Work to be completed → In the records below, pick out all lines containing the word "réduit".
##### Entries
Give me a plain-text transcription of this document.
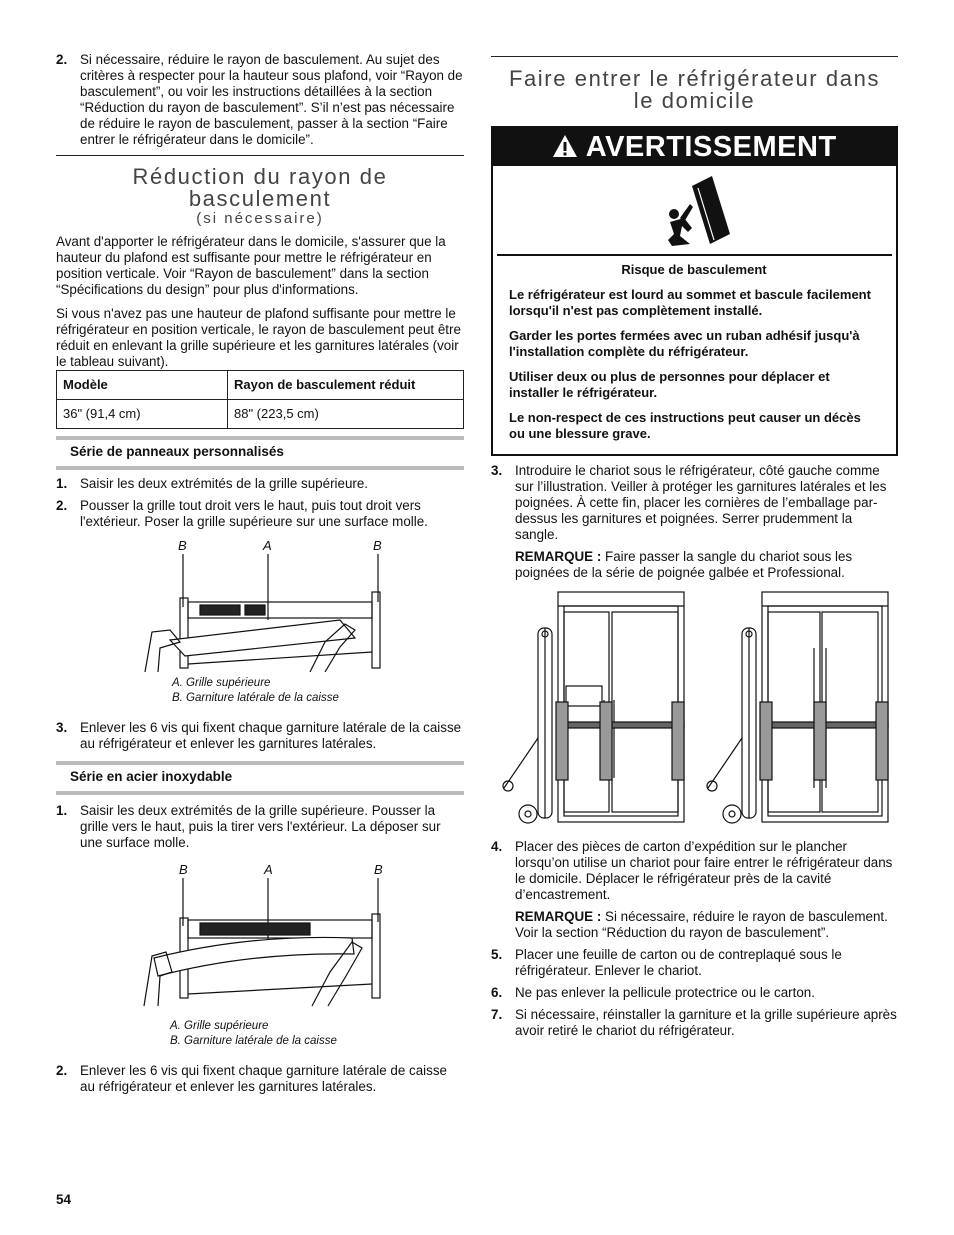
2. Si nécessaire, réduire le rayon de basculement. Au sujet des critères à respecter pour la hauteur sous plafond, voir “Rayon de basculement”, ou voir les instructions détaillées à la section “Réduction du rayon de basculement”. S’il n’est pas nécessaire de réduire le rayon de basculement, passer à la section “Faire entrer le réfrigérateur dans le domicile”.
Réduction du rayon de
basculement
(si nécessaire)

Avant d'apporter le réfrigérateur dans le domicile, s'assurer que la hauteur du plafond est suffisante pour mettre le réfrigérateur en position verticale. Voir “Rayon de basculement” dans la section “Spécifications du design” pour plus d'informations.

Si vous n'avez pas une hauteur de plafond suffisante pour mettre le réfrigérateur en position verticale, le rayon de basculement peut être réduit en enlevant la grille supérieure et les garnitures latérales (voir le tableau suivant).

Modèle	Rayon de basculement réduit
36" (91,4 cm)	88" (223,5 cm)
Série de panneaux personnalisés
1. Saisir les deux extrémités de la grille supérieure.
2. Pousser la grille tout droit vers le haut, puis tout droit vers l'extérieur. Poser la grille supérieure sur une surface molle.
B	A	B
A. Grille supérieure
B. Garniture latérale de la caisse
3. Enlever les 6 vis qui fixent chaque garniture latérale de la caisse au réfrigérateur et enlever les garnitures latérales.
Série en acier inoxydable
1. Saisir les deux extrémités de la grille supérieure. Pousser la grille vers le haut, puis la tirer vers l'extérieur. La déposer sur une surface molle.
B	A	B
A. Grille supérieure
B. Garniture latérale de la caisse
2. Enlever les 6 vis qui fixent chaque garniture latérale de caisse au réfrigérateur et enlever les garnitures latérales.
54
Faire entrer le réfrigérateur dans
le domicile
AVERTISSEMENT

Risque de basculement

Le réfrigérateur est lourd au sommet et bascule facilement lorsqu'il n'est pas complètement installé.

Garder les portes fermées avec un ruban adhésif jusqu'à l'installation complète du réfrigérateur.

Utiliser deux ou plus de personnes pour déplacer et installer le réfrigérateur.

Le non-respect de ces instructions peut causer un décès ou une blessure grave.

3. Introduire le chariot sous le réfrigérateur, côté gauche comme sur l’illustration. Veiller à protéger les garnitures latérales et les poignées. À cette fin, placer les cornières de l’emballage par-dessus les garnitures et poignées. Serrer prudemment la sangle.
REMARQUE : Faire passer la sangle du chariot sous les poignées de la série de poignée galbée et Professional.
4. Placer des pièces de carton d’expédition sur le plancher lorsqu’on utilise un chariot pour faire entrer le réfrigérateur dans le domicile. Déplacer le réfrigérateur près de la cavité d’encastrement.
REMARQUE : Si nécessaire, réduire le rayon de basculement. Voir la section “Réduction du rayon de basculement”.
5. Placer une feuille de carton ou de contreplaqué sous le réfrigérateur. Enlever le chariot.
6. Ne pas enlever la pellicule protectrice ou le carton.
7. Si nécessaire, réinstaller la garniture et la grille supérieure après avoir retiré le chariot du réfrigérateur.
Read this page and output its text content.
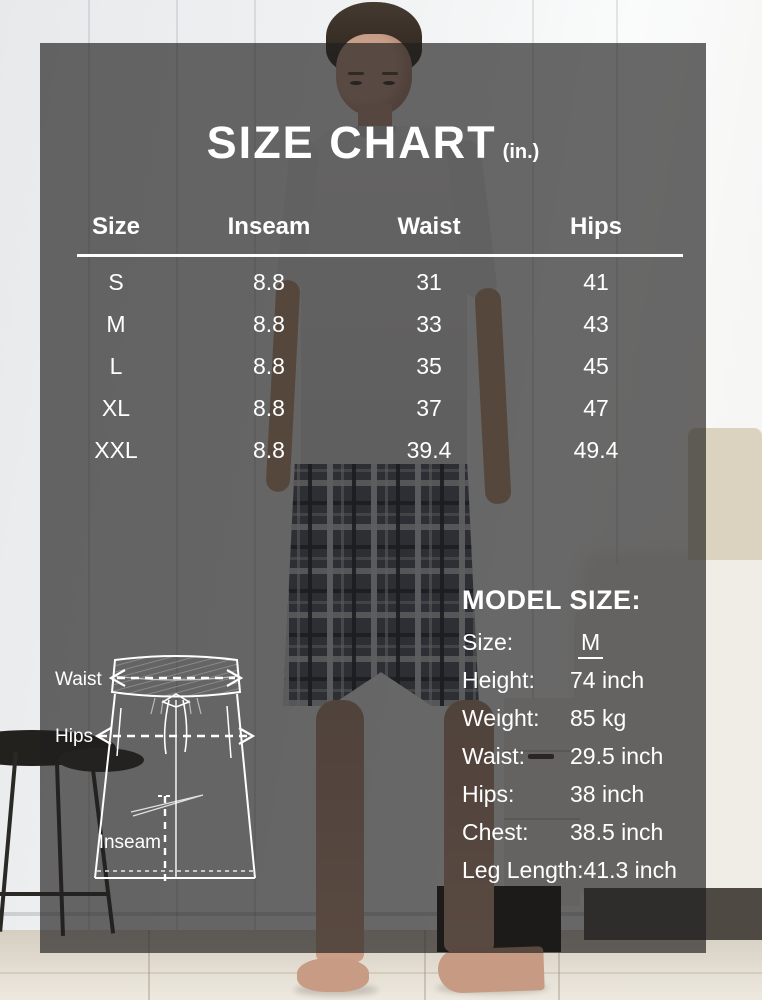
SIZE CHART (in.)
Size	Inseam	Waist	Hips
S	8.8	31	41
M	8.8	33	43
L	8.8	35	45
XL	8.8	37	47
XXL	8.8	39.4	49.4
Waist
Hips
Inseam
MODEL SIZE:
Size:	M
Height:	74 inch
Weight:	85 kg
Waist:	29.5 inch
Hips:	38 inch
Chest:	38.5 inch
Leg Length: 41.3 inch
##########
Final answer →
Si vous n'avez pas une hauteur de plafond suffisante pour mettre le réfrigérateur en position verticale, le rayon de basculement peut être réduit en enlevant la grille supérieure et les garnitures latérales (voir le tableau suivant).
Modèle	Rayon de basculement réduit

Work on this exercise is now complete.